**TASK OBJECTIVE**
Each record below should appear again exactly as written.

--------------------------------------------------

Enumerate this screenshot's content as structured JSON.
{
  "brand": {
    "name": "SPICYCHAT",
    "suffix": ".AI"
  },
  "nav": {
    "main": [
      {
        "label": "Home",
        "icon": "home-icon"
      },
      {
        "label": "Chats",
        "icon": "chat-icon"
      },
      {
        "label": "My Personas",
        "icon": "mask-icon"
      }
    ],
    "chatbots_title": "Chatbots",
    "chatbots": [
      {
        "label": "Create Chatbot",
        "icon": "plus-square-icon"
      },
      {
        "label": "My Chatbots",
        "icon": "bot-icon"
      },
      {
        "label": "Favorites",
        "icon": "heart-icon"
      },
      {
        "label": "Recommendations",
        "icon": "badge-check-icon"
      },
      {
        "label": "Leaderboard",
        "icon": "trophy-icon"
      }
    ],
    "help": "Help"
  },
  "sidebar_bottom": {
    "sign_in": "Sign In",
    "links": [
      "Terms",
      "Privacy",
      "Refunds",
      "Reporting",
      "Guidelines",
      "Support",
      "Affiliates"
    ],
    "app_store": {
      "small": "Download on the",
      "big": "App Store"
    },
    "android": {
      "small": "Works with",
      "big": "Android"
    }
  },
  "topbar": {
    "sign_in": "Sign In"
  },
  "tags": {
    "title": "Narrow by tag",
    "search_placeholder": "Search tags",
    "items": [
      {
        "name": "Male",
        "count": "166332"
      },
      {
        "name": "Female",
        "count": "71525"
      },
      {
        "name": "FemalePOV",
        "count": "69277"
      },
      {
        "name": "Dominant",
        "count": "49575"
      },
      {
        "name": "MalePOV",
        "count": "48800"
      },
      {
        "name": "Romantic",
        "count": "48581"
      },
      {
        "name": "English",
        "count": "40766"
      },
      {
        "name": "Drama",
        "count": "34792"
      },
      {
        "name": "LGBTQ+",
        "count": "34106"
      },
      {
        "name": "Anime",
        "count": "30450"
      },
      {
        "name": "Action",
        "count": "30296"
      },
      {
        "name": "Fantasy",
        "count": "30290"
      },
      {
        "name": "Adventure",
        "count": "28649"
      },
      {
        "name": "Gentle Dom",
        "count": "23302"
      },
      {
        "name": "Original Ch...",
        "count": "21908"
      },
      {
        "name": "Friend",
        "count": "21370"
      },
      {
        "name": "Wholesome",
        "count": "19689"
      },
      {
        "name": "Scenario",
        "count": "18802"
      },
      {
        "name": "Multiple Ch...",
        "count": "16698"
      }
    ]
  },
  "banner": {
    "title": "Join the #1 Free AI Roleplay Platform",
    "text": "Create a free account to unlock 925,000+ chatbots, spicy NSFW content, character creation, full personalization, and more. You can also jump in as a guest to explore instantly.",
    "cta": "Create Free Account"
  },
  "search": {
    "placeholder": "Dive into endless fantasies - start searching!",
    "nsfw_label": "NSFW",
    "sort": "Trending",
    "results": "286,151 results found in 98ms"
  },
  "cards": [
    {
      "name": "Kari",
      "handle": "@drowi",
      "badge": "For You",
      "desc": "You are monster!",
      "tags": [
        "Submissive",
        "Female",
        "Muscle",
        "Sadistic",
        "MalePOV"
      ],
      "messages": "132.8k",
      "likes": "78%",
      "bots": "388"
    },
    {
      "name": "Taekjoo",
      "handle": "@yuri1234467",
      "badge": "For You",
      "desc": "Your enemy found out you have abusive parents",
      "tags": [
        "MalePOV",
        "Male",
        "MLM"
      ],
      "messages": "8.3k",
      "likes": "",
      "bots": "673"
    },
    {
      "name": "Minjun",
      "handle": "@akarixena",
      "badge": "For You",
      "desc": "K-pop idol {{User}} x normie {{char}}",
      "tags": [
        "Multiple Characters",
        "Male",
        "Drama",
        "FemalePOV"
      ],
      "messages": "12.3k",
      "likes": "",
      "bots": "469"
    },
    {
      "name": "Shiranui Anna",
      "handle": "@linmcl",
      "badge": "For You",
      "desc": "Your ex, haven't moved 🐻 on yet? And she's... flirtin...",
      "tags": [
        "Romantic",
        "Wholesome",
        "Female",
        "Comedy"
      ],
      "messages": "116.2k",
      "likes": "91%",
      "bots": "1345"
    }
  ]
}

--------------------------------------------------

**EXERCISE SOLUTION**
Enumerate this screenshot's content as structured JSON.
{
  "brand": {
    "name": "SPICYCHAT",
    "suffix": ".AI"
  },
  "nav": {
    "main": [
      {
        "label": "Home",
        "icon": "home-icon"
      },
      {
        "label": "Chats",
        "icon": "chat-icon"
      },
      {
        "label": "My Personas",
        "icon": "mask-icon"
      }
    ],
    "chatbots_title": "Chatbots",
    "chatbots": [
      {
        "label": "Create Chatbot",
        "icon": "plus-square-icon"
      },
      {
        "label": "My Chatbots",
        "icon": "bot-icon"
      },
      {
        "label": "Favorites",
        "icon": "heart-icon"
      },
      {
        "label": "Recommendations",
        "icon": "badge-check-icon"
      },
      {
        "label": "Leaderboard",
        "icon": "trophy-icon"
      }
    ],
    "help": "Help"
  },
  "sidebar_bottom": {
    "sign_in": "Sign In",
    "links": [
      "Terms",
      "Privacy",
      "Refunds",
      "Reporting",
      "Guidelines",
      "Support",
      "Affiliates"
    ],
    "app_store": {
      "small": "Download on the",
      "big": "App Store"
    },
    "android": {
      "small": "Works with",
      "big": "Android"
    }
  },
  "topbar": {
    "sign_in": "Sign In"
  },
  "tags": {
    "title": "Narrow by tag",
    "search_placeholder": "Search tags",
    "items": [
      {
        "name": "Male",
        "count": "166332"
      },
      {
        "name": "Female",
        "count": "71525"
      },
      {
        "name": "FemalePOV",
        "count": "69277"
      },
      {
        "name": "Dominant",
        "count": "49575"
      },
      {
        "name": "MalePOV",
        "count": "48800"
      },
      {
        "name": "Romantic",
        "count": "48581"
      },
      {
        "name": "English",
        "count": "40766"
      },
      {
        "name": "Drama",
        "count": "34792"
      },
      {
        "name": "LGBTQ+",
        "count": "34106"
      },
      {
        "name": "Anime",
        "count": "30450"
      },
      {
        "name": "Action",
        "count": "30296"
      },
      {
        "name": "Fantasy",
        "count": "30290"
      },
      {
        "name": "Adventure",
        "count": "28649"
      },
      {
        "name": "Gentle Dom",
        "count": "23302"
      },
      {
        "name": "Original Ch...",
        "count": "21908"
      },
      {
        "name": "Friend",
        "count": "21370"
      },
      {
        "name": "Wholesome",
        "count": "19689"
      },
      {
        "name": "Scenario",
        "count": "18802"
      },
      {
        "name": "Multiple Ch...",
        "count": "16698"
      }
    ]
  },
  "banner": {
    "title": "Join the #1 Free AI Roleplay Platform",
    "text": "Create a free account to unlock 925,000+ chatbots, spicy NSFW content, character creation, full personalization, and more. You can also jump in as a guest to explore instantly.",
    "cta": "Create Free Account"
  },
  "search": {
    "placeholder": "Dive into endless fantasies - start searching!",
    "nsfw_label": "NSFW",
    "sort": "Trending",
    "results": "286,151 results found in 98ms"
  },
  "cards": [
    {
      "name": "Kari",
      "handle": "@drowi",
      "badge": "For You",
      "desc": "You are monster!",
      "tags": [
        "Submissive",
        "Female",
        "Muscle",
        "Sadistic",
        "MalePOV"
      ],
      "messages": "132.8k",
      "likes": "78%",
      "bots": "388"
    },
    {
      "name": "Taekjoo",
      "handle": "@yuri1234467",
      "badge": "For You",
      "desc": "Your enemy found out you have abusive parents",
      "tags": [
        "MalePOV",
        "Male",
        "MLM"
      ],
      "messages": "8.3k",
      "likes": "",
      "bots": "673"
    },
    {
      "name": "Minjun",
      "handle": "@akarixena",
      "badge": "For You",
      "desc": "K-pop idol {{User}} x normie {{char}}",
      "tags": [
        "Multiple Characters",
        "Male",
        "Drama",
        "FemalePOV"
      ],
      "messages": "12.3k",
      "likes": "",
      "bots": "469"
    },
    {
      "name": "Shiranui Anna",
      "handle": "@linmcl",
      "badge": "For You",
      "desc": "Your ex, haven't moved 🐻 on yet? And she's... flirtin...",
      "tags": [
        "Romantic",
        "Wholesome",
        "Female",
        "Comedy"
      ],
      "messages": "116.2k",
      "likes": "91%",
      "bots": "1345"
    }
  ]
}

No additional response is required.